> _What needs to be done_
Transcribe the records below exactly as they appear.

> _Records supplied_
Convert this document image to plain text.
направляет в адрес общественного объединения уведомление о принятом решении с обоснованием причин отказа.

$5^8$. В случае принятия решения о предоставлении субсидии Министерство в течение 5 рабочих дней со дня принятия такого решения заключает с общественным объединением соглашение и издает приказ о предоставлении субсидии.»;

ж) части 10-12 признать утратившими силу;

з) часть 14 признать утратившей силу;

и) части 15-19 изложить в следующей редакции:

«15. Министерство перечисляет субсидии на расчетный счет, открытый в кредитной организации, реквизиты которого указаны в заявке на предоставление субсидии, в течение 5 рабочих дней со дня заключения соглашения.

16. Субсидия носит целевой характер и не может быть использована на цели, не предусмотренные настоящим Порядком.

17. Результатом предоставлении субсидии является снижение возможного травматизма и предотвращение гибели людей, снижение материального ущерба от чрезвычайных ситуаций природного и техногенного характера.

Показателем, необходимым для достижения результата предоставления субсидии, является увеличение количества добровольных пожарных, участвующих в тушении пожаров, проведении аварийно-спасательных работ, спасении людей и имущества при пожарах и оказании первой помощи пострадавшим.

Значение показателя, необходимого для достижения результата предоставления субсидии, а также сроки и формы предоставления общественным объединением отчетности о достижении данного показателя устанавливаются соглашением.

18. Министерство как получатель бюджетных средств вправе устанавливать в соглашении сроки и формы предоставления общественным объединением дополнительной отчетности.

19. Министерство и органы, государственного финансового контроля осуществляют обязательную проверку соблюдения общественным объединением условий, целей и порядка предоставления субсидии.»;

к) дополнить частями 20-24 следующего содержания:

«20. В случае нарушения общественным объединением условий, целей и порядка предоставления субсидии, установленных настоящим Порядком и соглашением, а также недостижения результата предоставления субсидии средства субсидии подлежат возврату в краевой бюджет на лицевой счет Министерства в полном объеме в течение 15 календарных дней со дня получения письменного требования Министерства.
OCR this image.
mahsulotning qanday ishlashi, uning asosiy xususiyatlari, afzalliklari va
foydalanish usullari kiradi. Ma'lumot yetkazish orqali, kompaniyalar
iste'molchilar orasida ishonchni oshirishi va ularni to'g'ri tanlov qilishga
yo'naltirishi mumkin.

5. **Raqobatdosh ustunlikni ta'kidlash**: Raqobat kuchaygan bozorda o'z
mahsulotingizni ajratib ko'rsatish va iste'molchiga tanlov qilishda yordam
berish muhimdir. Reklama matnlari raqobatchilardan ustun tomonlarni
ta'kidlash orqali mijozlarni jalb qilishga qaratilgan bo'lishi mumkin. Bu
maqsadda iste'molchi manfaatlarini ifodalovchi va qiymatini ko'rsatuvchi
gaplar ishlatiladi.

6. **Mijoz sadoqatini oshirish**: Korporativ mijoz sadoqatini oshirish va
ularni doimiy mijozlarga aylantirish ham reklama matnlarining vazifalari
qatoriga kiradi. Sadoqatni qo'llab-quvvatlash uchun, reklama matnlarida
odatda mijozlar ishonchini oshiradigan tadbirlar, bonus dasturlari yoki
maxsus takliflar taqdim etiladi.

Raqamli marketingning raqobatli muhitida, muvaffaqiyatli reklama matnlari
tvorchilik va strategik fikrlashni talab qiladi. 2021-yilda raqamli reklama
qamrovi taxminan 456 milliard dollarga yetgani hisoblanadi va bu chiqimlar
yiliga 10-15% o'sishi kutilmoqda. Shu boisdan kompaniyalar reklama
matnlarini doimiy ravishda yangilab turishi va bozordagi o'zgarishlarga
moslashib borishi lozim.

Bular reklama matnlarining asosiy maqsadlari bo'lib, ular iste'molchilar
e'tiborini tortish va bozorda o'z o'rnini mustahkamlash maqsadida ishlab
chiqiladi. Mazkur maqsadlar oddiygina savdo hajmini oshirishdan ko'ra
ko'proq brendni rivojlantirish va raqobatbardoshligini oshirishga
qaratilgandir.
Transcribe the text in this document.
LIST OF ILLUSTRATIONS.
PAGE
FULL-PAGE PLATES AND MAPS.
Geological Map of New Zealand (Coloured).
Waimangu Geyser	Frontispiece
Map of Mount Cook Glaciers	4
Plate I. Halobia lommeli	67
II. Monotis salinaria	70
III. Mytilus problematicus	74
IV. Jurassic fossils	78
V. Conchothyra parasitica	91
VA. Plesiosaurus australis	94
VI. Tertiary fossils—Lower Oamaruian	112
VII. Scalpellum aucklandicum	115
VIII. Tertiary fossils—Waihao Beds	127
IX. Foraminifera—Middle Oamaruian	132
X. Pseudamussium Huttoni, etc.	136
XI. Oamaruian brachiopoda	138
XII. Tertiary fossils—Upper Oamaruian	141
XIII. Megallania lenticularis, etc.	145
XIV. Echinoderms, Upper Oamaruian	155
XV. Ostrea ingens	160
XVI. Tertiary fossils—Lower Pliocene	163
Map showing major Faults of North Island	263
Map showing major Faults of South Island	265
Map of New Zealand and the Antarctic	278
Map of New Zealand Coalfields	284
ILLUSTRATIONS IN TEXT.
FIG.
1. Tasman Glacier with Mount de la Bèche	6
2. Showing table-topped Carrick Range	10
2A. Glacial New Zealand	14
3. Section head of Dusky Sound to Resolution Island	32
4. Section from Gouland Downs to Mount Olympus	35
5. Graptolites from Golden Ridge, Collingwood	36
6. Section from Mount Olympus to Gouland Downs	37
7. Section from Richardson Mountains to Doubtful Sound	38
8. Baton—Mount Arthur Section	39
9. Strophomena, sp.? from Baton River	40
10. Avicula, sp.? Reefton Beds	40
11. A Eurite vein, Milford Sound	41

> _Written answer_
Convert this document image to plain text.
направляет в адрес общественного объединения уведомление о принятом решении с обоснованием причин отказа.

$5^8$. В случае принятия решения о предоставлении субсидии Министерство в течение 5 рабочих дней со дня принятия такого решения заключает с общественным объединением соглашение и издает приказ о предоставлении субсидии.»;

ж) части 10-12 признать утратившими силу;

з) часть 14 признать утратившей силу;

и) части 15-19 изложить в следующей редакции:

«15. Министерство перечисляет субсидии на расчетный счет, открытый в кредитной организации, реквизиты которого указаны в заявке на предоставление субсидии, в течение 5 рабочих дней со дня заключения соглашения.

16. Субсидия носит целевой характер и не может быть использована на цели, не предусмотренные настоящим Порядком.

17. Результатом предоставлении субсидии является снижение возможного травматизма и предотвращение гибели людей, снижение материального ущерба от чрезвычайных ситуаций природного и техногенного характера.

Показателем, необходимым для достижения результата предоставления субсидии, является увеличение количества добровольных пожарных, участвующих в тушении пожаров, проведении аварийно-спасательных работ, спасении людей и имущества при пожарах и оказании первой помощи пострадавшим.

Значение показателя, необходимого для достижения результата предоставления субсидии, а также сроки и формы предоставления общественным объединением отчетности о достижении данного показателя устанавливаются соглашением.

18. Министерство как получатель бюджетных средств вправе устанавливать в соглашении сроки и формы предоставления общественным объединением дополнительной отчетности.

19. Министерство и органы, государственного финансового контроля осуществляют обязательную проверку соблюдения общественным объединением условий, целей и порядка предоставления субсидии.»;

к) дополнить частями 20-24 следующего содержания:

«20. В случае нарушения общественным объединением условий, целей и порядка предоставления субсидии, установленных настоящим Порядком и соглашением, а также недостижения результата предоставления субсидии средства субсидии подлежат возврату в краевой бюджет на лицевой счет Министерства в полном объеме в течение 15 календарных дней со дня получения письменного требования Министерства.
OCR this image.
mahsulotning qanday ishlashi, uning asosiy xususiyatlari, afzalliklari va
foydalanish usullari kiradi. Ma'lumot yetkazish orqali, kompaniyalar
iste'molchilar orasida ishonchni oshirishi va ularni to'g'ri tanlov qilishga
yo'naltirishi mumkin.

5. **Raqobatdosh ustunlikni ta'kidlash**: Raqobat kuchaygan bozorda o'z
mahsulotingizni ajratib ko'rsatish va iste'molchiga tanlov qilishda yordam
berish muhimdir. Reklama matnlari raqobatchilardan ustun tomonlarni
ta'kidlash orqali mijozlarni jalb qilishga qaratilgan bo'lishi mumkin. Bu
maqsadda iste'molchi manfaatlarini ifodalovchi va qiymatini ko'rsatuvchi
gaplar ishlatiladi.

6. **Mijoz sadoqatini oshirish**: Korporativ mijoz sadoqatini oshirish va
ularni doimiy mijozlarga aylantirish ham reklama matnlarining vazifalari
qatoriga kiradi. Sadoqatni qo'llab-quvvatlash uchun, reklama matnlarida
odatda mijozlar ishonchini oshiradigan tadbirlar, bonus dasturlari yoki
maxsus takliflar taqdim etiladi.

Raqamli marketingning raqobatli muhitida, muvaffaqiyatli reklama matnlari
tvorchilik va strategik fikrlashni talab qiladi. 2021-yilda raqamli reklama
qamrovi taxminan 456 milliard dollarga yetgani hisoblanadi va bu chiqimlar
yiliga 10-15% o'sishi kutilmoqda. Shu boisdan kompaniyalar reklama
matnlarini doimiy ravishda yangilab turishi va bozordagi o'zgarishlarga
moslashib borishi lozim.

Bular reklama matnlarining asosiy maqsadlari bo'lib, ular iste'molchilar
e'tiborini tortish va bozorda o'z o'rnini mustahkamlash maqsadida ishlab
chiqiladi. Mazkur maqsadlar oddiygina savdo hajmini oshirishdan ko'ra
ko'proq brendni rivojlantirish va raqobatbardoshligini oshirishga
qaratilgandir.
Transcribe the text in this document.
LIST OF ILLUSTRATIONS.
PAGE
FULL-PAGE PLATES AND MAPS.
Geological Map of New Zealand (Coloured).
Waimangu Geyser	Frontispiece
Map of Mount Cook Glaciers	4
Plate I. Halobia lommeli	67
II. Monotis salinaria	70
III. Mytilus problematicus	74
IV. Jurassic fossils	78
V. Conchothyra parasitica	91
VA. Plesiosaurus australis	94
VI. Tertiary fossils—Lower Oamaruian	112
VII. Scalpellum aucklandicum	115
VIII. Tertiary fossils—Waihao Beds	127
IX. Foraminifera—Middle Oamaruian	132
X. Pseudamussium Huttoni, etc.	136
XI. Oamaruian brachiopoda	138
XII. Tertiary fossils—Upper Oamaruian	141
XIII. Megallania lenticularis, etc.	145
XIV. Echinoderms, Upper Oamaruian	155
XV. Ostrea ingens	160
XVI. Tertiary fossils—Lower Pliocene	163
Map showing major Faults of North Island	263
Map showing major Faults of South Island	265
Map of New Zealand and the Antarctic	278
Map of New Zealand Coalfields	284
ILLUSTRATIONS IN TEXT.
FIG.
1. Tasman Glacier with Mount de la Bèche	6
2. Showing table-topped Carrick Range	10
2A. Glacial New Zealand	14
3. Section head of Dusky Sound to Resolution Island	32
4. Section from Gouland Downs to Mount Olympus	35
5. Graptolites from Golden Ridge, Collingwood	36
6. Section from Mount Olympus to Gouland Downs	37
7. Section from Richardson Mountains to Doubtful Sound	38
8. Baton—Mount Arthur Section	39
9. Strophomena, sp.? from Baton River	40
10. Avicula, sp.? Reefton Beds	40
11. A Eurite vein, Milford Sound	41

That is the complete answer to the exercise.